List each line of the data that holds the string "Output".

INPUT ROWS:
--- BEGIN ---
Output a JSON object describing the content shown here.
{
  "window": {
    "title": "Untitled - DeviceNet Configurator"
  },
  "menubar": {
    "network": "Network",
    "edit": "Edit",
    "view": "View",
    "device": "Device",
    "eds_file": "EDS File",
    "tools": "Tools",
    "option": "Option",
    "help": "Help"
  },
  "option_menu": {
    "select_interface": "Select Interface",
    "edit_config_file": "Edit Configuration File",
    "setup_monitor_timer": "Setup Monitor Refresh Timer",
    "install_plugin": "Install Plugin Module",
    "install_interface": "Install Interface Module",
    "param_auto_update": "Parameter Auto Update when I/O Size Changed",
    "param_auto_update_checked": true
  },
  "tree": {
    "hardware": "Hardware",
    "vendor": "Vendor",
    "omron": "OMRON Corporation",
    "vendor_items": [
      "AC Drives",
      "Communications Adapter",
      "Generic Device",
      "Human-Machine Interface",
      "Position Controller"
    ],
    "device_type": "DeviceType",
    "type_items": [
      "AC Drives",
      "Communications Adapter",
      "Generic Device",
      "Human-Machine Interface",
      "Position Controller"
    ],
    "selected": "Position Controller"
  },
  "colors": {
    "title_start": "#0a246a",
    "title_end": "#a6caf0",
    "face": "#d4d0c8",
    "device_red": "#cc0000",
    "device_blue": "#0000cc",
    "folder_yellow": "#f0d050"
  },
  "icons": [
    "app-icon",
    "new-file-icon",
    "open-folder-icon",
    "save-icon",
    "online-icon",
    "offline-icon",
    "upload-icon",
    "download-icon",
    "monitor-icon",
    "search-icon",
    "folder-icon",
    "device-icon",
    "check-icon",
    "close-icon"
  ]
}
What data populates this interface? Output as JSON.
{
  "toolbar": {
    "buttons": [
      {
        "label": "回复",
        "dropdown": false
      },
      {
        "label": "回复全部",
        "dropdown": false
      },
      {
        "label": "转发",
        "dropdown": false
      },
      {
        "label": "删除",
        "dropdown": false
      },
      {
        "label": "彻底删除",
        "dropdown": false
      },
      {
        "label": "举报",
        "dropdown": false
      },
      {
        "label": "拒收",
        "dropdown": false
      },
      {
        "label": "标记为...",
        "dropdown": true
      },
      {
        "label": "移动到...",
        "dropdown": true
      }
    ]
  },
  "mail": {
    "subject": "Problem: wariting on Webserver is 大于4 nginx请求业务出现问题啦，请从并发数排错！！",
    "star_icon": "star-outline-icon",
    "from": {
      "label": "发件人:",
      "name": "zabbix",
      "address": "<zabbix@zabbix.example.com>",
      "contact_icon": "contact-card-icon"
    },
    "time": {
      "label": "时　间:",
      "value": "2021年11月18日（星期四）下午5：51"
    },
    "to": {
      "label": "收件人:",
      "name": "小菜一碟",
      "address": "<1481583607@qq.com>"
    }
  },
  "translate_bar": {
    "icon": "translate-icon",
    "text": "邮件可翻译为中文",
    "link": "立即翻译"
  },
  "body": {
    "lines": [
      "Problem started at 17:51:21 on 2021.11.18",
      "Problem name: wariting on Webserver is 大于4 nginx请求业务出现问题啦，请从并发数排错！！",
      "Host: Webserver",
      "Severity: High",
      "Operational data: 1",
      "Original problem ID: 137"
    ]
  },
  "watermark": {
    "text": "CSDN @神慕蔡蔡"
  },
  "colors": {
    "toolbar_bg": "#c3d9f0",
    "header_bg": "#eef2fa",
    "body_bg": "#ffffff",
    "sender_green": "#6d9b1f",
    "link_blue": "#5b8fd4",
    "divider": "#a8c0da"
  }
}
--- END ---
PROBLEM SOLUTION:
Output a JSON object describing the content shown here.
What data populates this interface? Output as JSON.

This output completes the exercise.